* **TASK INSTRUCTIONS**:
Identify the lines that contain the word "this" and copy each one.

* **EXERCISE DATA**:

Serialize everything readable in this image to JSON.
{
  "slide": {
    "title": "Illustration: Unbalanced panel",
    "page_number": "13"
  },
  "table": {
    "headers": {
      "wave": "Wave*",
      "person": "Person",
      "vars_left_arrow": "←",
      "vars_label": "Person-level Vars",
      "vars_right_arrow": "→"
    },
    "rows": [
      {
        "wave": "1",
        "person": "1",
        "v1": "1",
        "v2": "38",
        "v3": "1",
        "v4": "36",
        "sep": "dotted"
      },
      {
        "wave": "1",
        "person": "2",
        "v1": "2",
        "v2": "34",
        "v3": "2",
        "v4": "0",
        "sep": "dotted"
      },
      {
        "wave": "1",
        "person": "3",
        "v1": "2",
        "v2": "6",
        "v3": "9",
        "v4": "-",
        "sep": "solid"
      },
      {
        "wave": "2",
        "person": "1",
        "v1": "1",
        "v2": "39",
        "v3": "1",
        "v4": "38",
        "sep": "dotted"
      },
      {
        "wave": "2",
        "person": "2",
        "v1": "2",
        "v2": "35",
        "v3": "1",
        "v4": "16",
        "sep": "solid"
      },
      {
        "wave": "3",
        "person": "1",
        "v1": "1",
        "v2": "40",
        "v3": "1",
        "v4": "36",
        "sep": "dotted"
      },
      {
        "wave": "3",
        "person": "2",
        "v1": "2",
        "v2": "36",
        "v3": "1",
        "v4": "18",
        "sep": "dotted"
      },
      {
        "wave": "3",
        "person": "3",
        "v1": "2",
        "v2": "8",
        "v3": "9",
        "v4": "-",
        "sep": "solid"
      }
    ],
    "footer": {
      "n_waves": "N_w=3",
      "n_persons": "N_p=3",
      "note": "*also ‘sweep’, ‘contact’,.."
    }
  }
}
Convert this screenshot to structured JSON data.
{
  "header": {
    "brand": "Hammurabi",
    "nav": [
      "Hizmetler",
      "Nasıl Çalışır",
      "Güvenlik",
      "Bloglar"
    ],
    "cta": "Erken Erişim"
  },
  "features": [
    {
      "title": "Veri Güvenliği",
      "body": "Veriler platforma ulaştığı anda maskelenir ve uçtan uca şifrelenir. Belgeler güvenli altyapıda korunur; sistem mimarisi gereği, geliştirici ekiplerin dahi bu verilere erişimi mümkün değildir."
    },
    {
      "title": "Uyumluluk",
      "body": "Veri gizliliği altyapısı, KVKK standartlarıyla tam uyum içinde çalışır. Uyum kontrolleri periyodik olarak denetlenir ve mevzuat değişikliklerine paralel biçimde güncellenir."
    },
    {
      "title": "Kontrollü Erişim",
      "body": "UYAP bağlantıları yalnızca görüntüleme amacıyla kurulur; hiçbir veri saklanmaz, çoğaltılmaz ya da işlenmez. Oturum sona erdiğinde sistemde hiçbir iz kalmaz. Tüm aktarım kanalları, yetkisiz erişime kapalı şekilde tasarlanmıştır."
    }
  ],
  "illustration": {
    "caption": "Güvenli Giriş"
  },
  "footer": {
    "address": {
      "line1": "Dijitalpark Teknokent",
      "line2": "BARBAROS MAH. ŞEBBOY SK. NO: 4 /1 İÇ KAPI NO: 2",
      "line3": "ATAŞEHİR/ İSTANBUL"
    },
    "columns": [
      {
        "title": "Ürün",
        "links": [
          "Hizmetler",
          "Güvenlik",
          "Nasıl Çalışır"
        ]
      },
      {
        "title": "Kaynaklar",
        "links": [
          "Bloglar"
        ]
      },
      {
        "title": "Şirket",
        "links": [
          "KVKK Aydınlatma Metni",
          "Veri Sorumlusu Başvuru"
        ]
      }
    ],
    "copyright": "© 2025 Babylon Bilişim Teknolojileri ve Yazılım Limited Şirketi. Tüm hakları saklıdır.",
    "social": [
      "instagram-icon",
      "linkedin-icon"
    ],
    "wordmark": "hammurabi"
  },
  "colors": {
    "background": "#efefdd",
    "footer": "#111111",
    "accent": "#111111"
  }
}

* **COMPLETE ANSWER**:
Serialize everything readable in this image to JSON.
Convert this screenshot to structured JSON data.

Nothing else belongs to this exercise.